-- BEGIN Dataset records --
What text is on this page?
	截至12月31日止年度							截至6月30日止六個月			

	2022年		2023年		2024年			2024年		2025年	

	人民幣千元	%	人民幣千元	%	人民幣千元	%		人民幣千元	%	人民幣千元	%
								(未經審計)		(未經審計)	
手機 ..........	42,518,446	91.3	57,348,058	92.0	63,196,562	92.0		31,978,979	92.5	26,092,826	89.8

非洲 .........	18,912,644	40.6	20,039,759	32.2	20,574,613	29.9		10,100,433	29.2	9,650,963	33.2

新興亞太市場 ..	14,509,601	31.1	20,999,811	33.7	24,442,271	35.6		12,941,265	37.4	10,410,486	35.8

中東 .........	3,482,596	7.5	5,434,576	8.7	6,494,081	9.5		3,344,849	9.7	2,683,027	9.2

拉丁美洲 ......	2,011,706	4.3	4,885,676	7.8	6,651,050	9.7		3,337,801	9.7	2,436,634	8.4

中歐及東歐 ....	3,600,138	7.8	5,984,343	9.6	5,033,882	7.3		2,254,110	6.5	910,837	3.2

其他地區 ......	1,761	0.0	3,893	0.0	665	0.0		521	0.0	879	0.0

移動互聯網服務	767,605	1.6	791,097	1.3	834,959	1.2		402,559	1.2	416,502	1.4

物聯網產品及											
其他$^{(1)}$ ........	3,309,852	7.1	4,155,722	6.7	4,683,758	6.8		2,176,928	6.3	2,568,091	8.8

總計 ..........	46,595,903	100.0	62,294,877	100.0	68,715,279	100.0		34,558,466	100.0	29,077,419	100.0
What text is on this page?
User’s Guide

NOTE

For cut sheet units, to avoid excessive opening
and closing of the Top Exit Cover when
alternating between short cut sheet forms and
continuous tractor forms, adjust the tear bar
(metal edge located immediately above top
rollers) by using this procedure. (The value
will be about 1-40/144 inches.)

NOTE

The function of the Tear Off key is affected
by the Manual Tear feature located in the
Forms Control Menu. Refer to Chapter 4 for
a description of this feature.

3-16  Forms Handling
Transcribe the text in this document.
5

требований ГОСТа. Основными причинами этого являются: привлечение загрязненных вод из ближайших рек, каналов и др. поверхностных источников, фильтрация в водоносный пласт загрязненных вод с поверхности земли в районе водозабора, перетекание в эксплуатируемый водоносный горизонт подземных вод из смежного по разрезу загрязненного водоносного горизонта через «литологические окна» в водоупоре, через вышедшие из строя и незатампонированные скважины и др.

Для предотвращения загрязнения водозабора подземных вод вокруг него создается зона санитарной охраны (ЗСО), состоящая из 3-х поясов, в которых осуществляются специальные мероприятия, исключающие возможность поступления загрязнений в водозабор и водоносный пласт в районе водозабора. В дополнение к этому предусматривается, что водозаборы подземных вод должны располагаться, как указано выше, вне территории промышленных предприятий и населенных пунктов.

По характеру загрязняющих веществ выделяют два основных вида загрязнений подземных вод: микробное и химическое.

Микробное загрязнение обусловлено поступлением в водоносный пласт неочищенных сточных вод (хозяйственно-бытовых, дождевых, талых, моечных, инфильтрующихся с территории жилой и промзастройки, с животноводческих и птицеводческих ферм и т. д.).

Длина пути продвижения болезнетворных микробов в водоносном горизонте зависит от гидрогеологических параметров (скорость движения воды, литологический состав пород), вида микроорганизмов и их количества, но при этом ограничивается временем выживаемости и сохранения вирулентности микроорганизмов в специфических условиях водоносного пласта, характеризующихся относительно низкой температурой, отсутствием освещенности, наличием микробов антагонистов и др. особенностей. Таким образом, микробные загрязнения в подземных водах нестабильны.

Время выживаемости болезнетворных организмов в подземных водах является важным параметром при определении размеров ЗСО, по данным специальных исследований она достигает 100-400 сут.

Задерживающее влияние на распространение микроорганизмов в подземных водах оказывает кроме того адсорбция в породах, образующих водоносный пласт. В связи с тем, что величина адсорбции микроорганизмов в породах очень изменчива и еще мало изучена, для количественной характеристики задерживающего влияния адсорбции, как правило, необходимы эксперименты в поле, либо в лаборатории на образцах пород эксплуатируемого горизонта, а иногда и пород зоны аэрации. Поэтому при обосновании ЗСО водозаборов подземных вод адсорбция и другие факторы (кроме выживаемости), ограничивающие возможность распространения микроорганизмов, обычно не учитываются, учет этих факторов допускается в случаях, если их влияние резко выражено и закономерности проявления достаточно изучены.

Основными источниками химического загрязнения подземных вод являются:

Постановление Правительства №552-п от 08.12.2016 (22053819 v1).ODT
-- END Dataset records --
Instructions for the task>
Locate and copy each line in the data above that includes the word "болезнетворных".

Worked answer>
Длина пути продвижения болезнетворных микробов в водоносном горизонте зависит от гидрогеологических параметров (скорость движения воды, литологический состав пород), вида микроорганизмов и их количества, но при этом ограничивается временем выживаемости и сохранения вирулентности микроорганизмов в специфических условиях водоносного пласта, характеризующихся относительно низкой температурой, отсутствием освещенности, наличием микробов антагонистов и др. особенностей. Таким образом, микробные загрязнения в подземных водах нестабильны.
Время выживаемости болезнетворных организмов в подземных водах является важным параметром при определении размеров ЗСО, по данным специальных исследований она достигает 100-400 сут.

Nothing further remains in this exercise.